Extract all lines from the data beneath that include the word "Murphy".

> Entries supplied:
<<<<
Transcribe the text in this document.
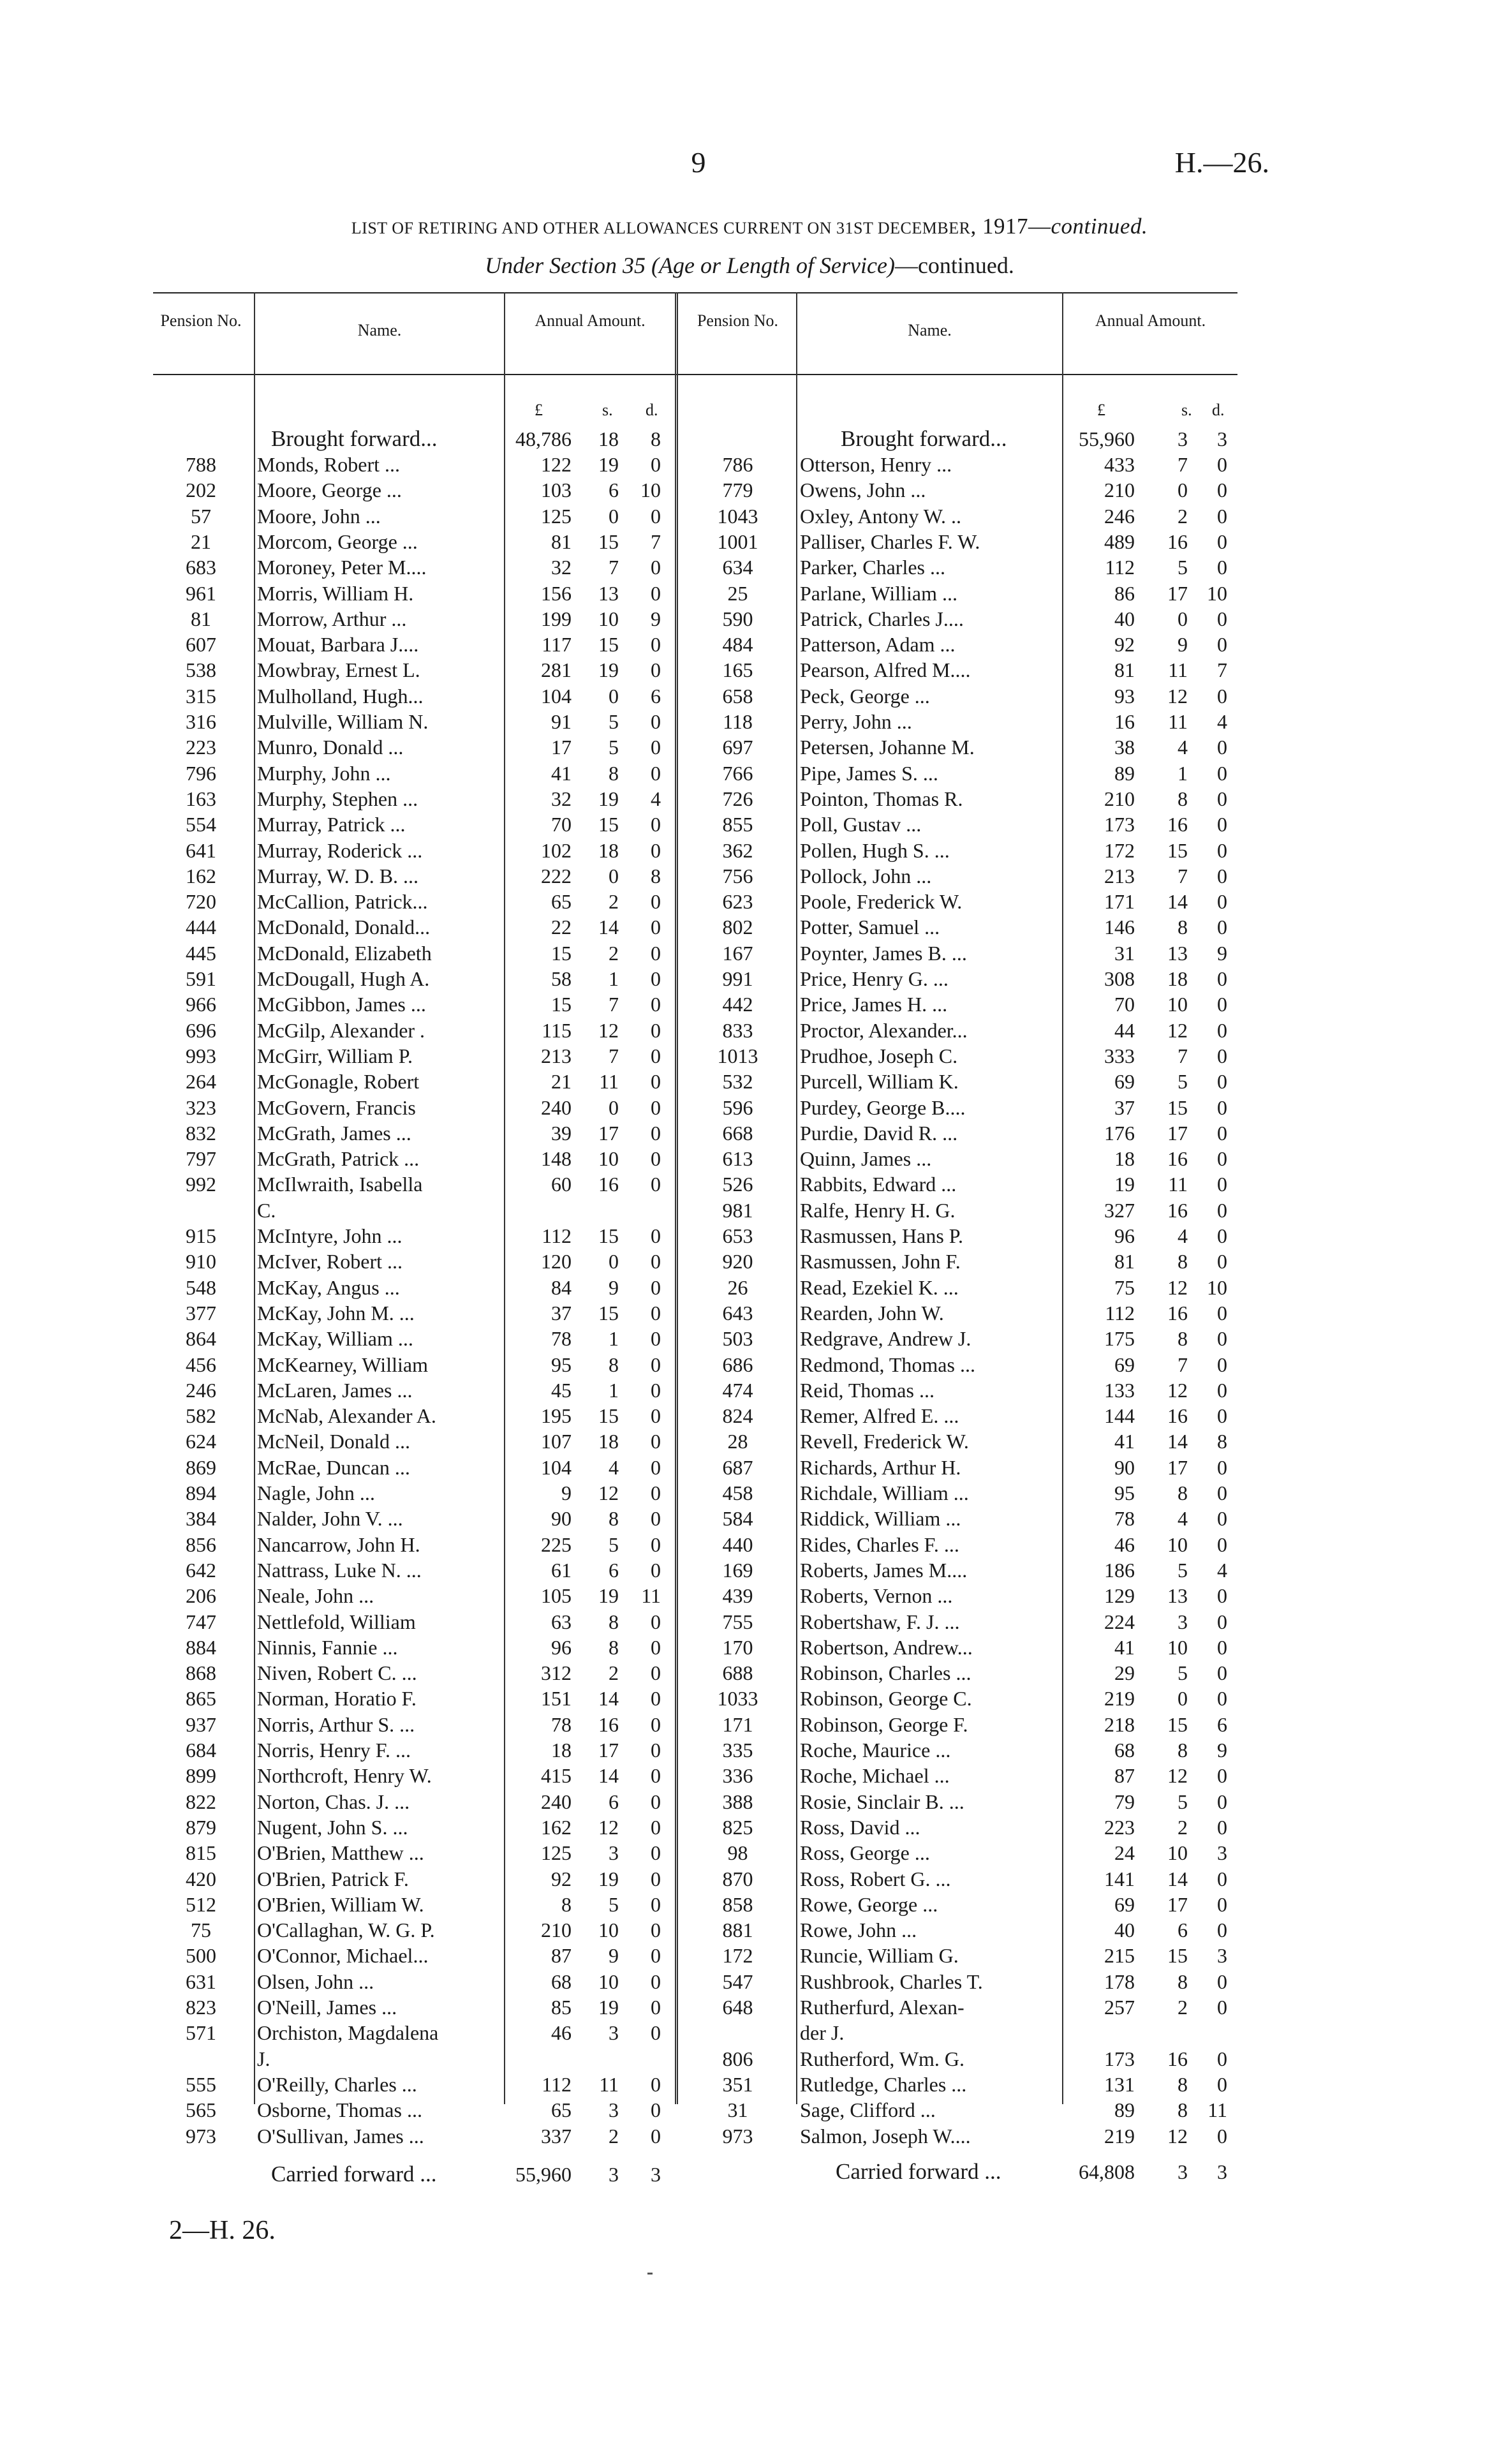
9	H.—26.
LIST OF RETIRING AND OTHER ALLOWANCES CURRENT ON 31ST DECEMBER, 1917—continued.
Under Section 35 (Age or Length of Service)—continued.
Pension No.
Name.
Annual Amount.	Pension No.
Name.
Annual Amount.
£	s. d.	£	s. d.
Brought forward...	48,786	18	8	Brought forward...	55,960	3	3
788	Monds, Robert ...	122	19	0
202	Moore, George ...	103	6	10
57	Moore, John ...	125	0	0
21	Morcom, George ...	81	15	7
683	Moroney, Peter M....	32	7	0
961	Morris, William H.	156	13	0
81	Morrow, Arthur ...	199	10	9
607	Mouat, Barbara J....	117	15	0
538	Mowbray, Ernest L.	281	19	0
315	Mulholland, Hugh...	104	0	6
316	Mulville, William N.	91	5	0
223	Munro, Donald ...	17	5	0
796	Murphy, John ...	41	8	0
163	Murphy, Stephen ...	32	19	4
554	Murray, Patrick ...	70	15	0
641	Murray, Roderick ...	102	18	0
162	Murray, W. D. B. ...	222	0	8
720	McCallion, Patrick...	65	2	0
444	McDonald, Donald...	22	14	0
445	McDonald, Elizabeth	15	2	0
591	McDougall, Hugh A.	58	1	0
966	McGibbon, James ...	15	7	0
696	McGilp, Alexander .	115	12	0
993	McGirr, William P.	213	7	0
264	McGonagle, Robert	21	11	0
323	McGovern, Francis	240	0	0
832	McGrath, James ...	39	17	0
797	McGrath, Patrick ...	148	10	0
992	McIlwraith, Isabella	60	16	0
C.
915	McIntyre, John ...	112	15	0
910	McIver, Robert ...	120	0	0
548	McKay, Angus ...	84	9	0
377	McKay, John M. ...	37	15	0
864	McKay, William ...	78	1	0
456	McKearney, William	95	8	0
246	McLaren, James ...	45	1	0
582	McNab, Alexander A.	195	15	0
624	McNeil, Donald ...	107	18	0
869	McRae, Duncan ...	104	4	0
894	Nagle, John ...	9	12	0
384	Nalder, John V. ...	90	8	0
856	Nancarrow, John H.	225	5	0
642	Nattrass, Luke N. ...	61	6	0
206	Neale, John ...	105	19	11
747	Nettlefold, William	63	8	0
884	Ninnis, Fannie ...	96	8	0
868	Niven, Robert C. ...	312	2	0
865	Norman, Horatio F.	151	14	0
937	Norris, Arthur S. ...	78	16	0
684	Norris, Henry F. ...	18	17	0
899	Northcroft, Henry W.	415	14	0
822	Norton, Chas. J. ...	240	6	0
879	Nugent, John S. ...	162	12	0
815	O'Brien, Matthew ...	125	3	0
420	O'Brien, Patrick F.	92	19	0
512	O'Brien, William W.	8	5	0
75	O'Callaghan, W. G. P.	210	10	0
500	O'Connor, Michael...	87	9	0
631	Olsen, John ...	68	10	0
823	O'Neill, James ...	85	19	0
571	Orchiston, Magdalena	46	3	0
J.
555	O'Reilly, Charles ...	112	11	0
565	Osborne, Thomas ...	65	3	0
973	O'Sullivan, James ...	337	2	0
786	Otterson, Henry ...	433	7	0
779	Owens, John ...	210	0	0
1043	Oxley, Antony W. ..	246	2	0
1001	Palliser, Charles F. W.	489	16	0
634	Parker, Charles ...	112	5	0
25	Parlane, William ...	86	17 10
590	Patrick, Charles J....	40	0	0
484	Patterson, Adam ...	92	9	0
165	Pearson, Alfred M....	81	11	7
658	Peck, George ...	93	12	0
118	Perry, John ...	16	11	4
697	Petersen, Johanne M.	38	4	0
766	Pipe, James S. ...	89	1	0
726	Pointon, Thomas R.	210	8	0
855	Poll, Gustav ...	173	16	0
362	Pollen, Hugh S. ...	172	15	0
756	Pollock, John ...	213	7	0
623	Poole, Frederick W.	171	14	0
802	Potter, Samuel ...	146	8	0
167	Poynter, James B. ...	31	13	9
991	Price, Henry G. ...	308	18	0
442	Price, James H. ...	70	10	0
833	Proctor, Alexander...	44	12	0
1013	Prudhoe, Joseph C.	333	7	0
532	Purcell, William K.	69	5	0
596	Purdey, George B....	37	15	0
668	Purdie, David R. ...	176	17	0
613	Quinn, James ...	18	16	0
526	Rabbits, Edward ...	19	11	0
981	Ralfe, Henry H. G.	327	16	0
653	Rasmussen, Hans P.	96	4	0
920	Rasmussen, John F.	81	8	0
26	Read, Ezekiel K. ...	75	12 10
643	Rearden, John W.	112	16	0
503	Redgrave, Andrew J.	175	8	0
686	Redmond, Thomas ...	69	7	0
474	Reid, Thomas ...	133	12	0
824	Remer, Alfred E. ...	144	16	0
28	Revell, Frederick W.	41	14	8
687	Richards, Arthur H.	90	17	0
458	Richdale, William ...	95	8	0
584	Riddick, William ...	78	4	0
440	Rides, Charles F. ...	46	10	0
169	Roberts, James M....	186	5	4
439	Roberts, Vernon ...	129	13	0
755	Robertshaw, F. J. ...	224	3	0
170	Robertson, Andrew...	41	10	0
688	Robinson, Charles ...	29	5	0
1033	Robinson, George C.	219	0	0
171	Robinson, George F.	218	15	6
335	Roche, Maurice ...	68	8	9
336	Roche, Michael ...	87	12	0
388	Rosie, Sinclair B. ...	79	5	0
825	Ross, David ...	223	2	0
98	Ross, George ...	24	10	3
870	Ross, Robert G. ...	141	14	0
858	Rowe, George ...	69	17	0
881	Rowe, John ...	40	6	0
172	Runcie, William G.	215	15	3
547	Rushbrook, Charles T.	178	8	0
648	Rutherfurd, Alexan-	257	2	0
der J.
806	Rutherford, Wm. G.	173	16	0
351	Rutledge, Charles ...	131	8	0
31	Sage, Clifford ...	89	8 11
973	Salmon, Joseph W....	219	12	0
Carried forward ...	55,960	3	3	Carried forward ...	64,808	3	3
2—H. 26.
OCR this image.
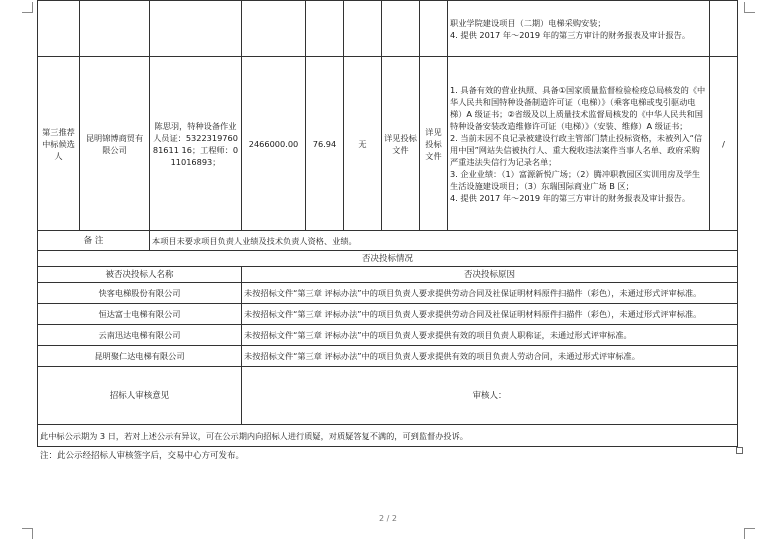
								职业学院建设项目（二期）电梯采购安装；
4. 提供 2017 年～2019 年的第三方审计的财务报表及审计报告。	

第三推荐中标候选人	昆明锦博商贸有限公司	陈思羽，特种设备作业人员证：532231976081611 16；工程师：011016893；	2466000.00	76.94	无	详见投标文件	详见投标文件	1. 具备有效的营业执照、具备①国家质量监督检验检疫总局核发的《中华人民共和国特种设备制造许可证（电梯）》（乘客电梯或曳引驱动电梯）A 级证书；②省级及以上质量技术监督局核发的《中华人民共和国特种设备安装改造维修许可证（电梯）》（安装、维修）A 级证书；
2. 当前未因不良记录被建设行政主管部门禁止投标资格，未被列入“信用中国”网站失信被执行人、重大税收违法案件当事人名单、政府采购严重违法失信行为记录名单；
3. 企业业绩：（1）富源新悦广场；（2）腾冲职教园区实训用房及学生生活设施建设项目；（3）东瑞国际商业广场 B 区；
4. 提供 2017 年～2019 年的第三方审计的财务报表及审计报告。	/
备 注		本项目未要求项目负责人业绩及技术负责人资格、业绩。							
否决投标情况									
被否决投标人名称			否决投标原因						
快客电梯股份有限公司			未按招标文件“第三章 评标办法”中的项目负责人要求提供劳动合同及社保证明材料原件扫描件（彩色），未通过形式评审标准。						
恒达富士电梯有限公司			未按招标文件“第三章 评标办法”中的项目负责人要求提供劳动合同及社保证明材料原件扫描件（彩色），未通过形式评审标准。						
云南迅达电梯有限公司			未按招标文件“第三章 评标办法”中的项目负责人要求提供有效的项目负责人职称证，未通过形式评审标准。						
昆明聚仁达电梯有限公司			未按招标文件“第三章 评标办法”中的项目负责人要求提供有效的项目负责人劳动合同，未通过形式评审标准。						
招标人审核意见			审核人：						
此中标公示期为 3 日，若对上述公示有异议，可在公示期内向招标人进行质疑，对质疑答复不满的，可到监督办投诉。									
注：此公示经招标人审核签字后，交易中心方可发布。
2 / 2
>>>>
> Solution to the exercise:
796	Murphy, John ...	41	8	0
163	Murphy, Stephen ...	32	19	4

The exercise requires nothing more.